Request
Select and copy out every line in the records containing "Tentukan".

====== Supplied records ======

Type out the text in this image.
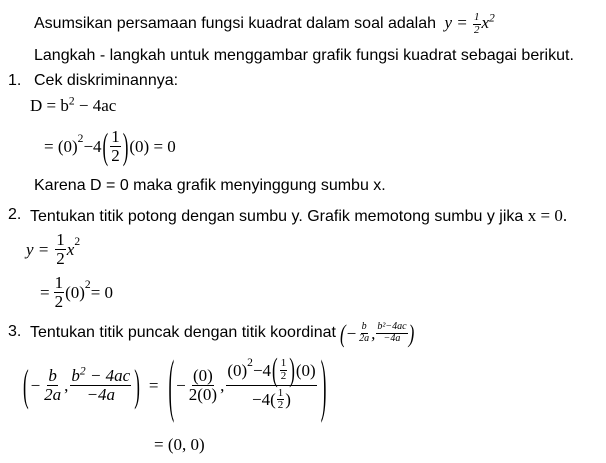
Asumsikan persamaan fungsi kuadrat dalam soal adalah $y = \frac{1}{2} x^2$
Langkah - langkah untuk menggambar grafik fungsi kuadrat sebagai berikut.
1. Cek diskriminannya:
$D = b^2 - 4ac$
= $(0)^2 -4$ ( $\frac{1}{2}$ ) (0) = 0
Karena D = 0 maka grafik menyinggung sumbu x.
2. Tentukan titik potong dengan sumbu y. Grafik memotong sumbu y jika x = 0.
$y = \frac{1}{2} x^2$
= $\frac{1}{2} (0)^2 = 0$
3. Tentukan titik puncak dengan titik koordinat ( − $\frac{b}{2a}$ , $\frac{\text{b²−4ac}}{-4a}$ )
( − $\frac{b}{2a}$ , $\frac{b^2 - 4ac}{-4a}$ ) = ( − $\frac{(0)}{2(0)}$ , $\frac{(0)^2 -4 ( \frac{1}{2} ) (0)}{-4( \frac{1}{2} )}$ )
= (0, 0)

======

Complete response
2. Tentukan titik potong dengan sumbu y. Grafik memotong sumbu y jika x = 0.
3. Tentukan titik puncak dengan titik koordinat ( − $\frac{b}{2a}$ , $\frac{\text{b²−4ac}}{-4a}$ )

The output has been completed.